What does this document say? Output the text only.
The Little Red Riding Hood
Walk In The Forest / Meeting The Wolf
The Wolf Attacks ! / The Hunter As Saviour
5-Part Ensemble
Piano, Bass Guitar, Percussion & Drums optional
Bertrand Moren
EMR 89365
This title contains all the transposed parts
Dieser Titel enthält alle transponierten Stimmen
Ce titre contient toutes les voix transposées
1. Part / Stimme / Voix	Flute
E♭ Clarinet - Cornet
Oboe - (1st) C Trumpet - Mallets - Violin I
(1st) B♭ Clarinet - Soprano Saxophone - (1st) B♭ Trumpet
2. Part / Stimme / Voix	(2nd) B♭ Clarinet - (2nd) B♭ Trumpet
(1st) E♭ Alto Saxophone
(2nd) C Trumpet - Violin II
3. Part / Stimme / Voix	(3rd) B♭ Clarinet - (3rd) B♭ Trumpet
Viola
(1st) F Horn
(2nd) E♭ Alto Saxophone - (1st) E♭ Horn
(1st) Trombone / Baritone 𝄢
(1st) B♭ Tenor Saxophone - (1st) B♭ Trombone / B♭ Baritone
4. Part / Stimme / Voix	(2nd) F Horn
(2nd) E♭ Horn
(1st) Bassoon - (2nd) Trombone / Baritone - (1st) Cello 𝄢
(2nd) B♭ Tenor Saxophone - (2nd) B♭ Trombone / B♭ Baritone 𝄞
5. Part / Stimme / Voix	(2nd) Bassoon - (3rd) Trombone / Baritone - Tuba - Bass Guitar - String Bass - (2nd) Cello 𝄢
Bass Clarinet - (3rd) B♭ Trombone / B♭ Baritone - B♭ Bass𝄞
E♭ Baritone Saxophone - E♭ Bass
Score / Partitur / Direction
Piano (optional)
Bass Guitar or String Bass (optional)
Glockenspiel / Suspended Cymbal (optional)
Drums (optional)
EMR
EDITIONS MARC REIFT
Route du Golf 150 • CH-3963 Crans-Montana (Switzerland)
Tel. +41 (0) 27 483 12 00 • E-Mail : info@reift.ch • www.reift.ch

========================

TASK BRIEF. Can you give every line above again, exactly as written?

REPLY TO THE EXERCISE.
What does this document say? Output the text only.
The Little Red Riding Hood
Walk In The Forest / Meeting The Wolf
The Wolf Attacks ! / The Hunter As Saviour
5-Part Ensemble
Piano, Bass Guitar, Percussion & Drums optional
Bertrand Moren
EMR 89365
This title contains all the transposed parts
Dieser Titel enthält alle transponierten Stimmen
Ce titre contient toutes les voix transposées
1. Part / Stimme / Voix	Flute
E♭ Clarinet - Cornet
Oboe - (1st) C Trumpet - Mallets - Violin I
(1st) B♭ Clarinet - Soprano Saxophone - (1st) B♭ Trumpet
2. Part / Stimme / Voix	(2nd) B♭ Clarinet - (2nd) B♭ Trumpet
(1st) E♭ Alto Saxophone
(2nd) C Trumpet - Violin II
3. Part / Stimme / Voix	(3rd) B♭ Clarinet - (3rd) B♭ Trumpet
Viola
(1st) F Horn
(2nd) E♭ Alto Saxophone - (1st) E♭ Horn
(1st) Trombone / Baritone 𝄢
(1st) B♭ Tenor Saxophone - (1st) B♭ Trombone / B♭ Baritone
4. Part / Stimme / Voix	(2nd) F Horn
(2nd) E♭ Horn
(1st) Bassoon - (2nd) Trombone / Baritone - (1st) Cello 𝄢
(2nd) B♭ Tenor Saxophone - (2nd) B♭ Trombone / B♭ Baritone 𝄞
5. Part / Stimme / Voix	(2nd) Bassoon - (3rd) Trombone / Baritone - Tuba - Bass Guitar - String Bass - (2nd) Cello 𝄢
Bass Clarinet - (3rd) B♭ Trombone / B♭ Baritone - B♭ Bass𝄞
E♭ Baritone Saxophone - E♭ Bass
Score / Partitur / Direction
Piano (optional)
Bass Guitar or String Bass (optional)
Glockenspiel / Suspended Cymbal (optional)
Drums (optional)
EMR
EDITIONS MARC REIFT
Route du Golf 150 • CH-3963 Crans-Montana (Switzerland)
Tel. +41 (0) 27 483 12 00 • E-Mail : info@reift.ch • www.reift.ch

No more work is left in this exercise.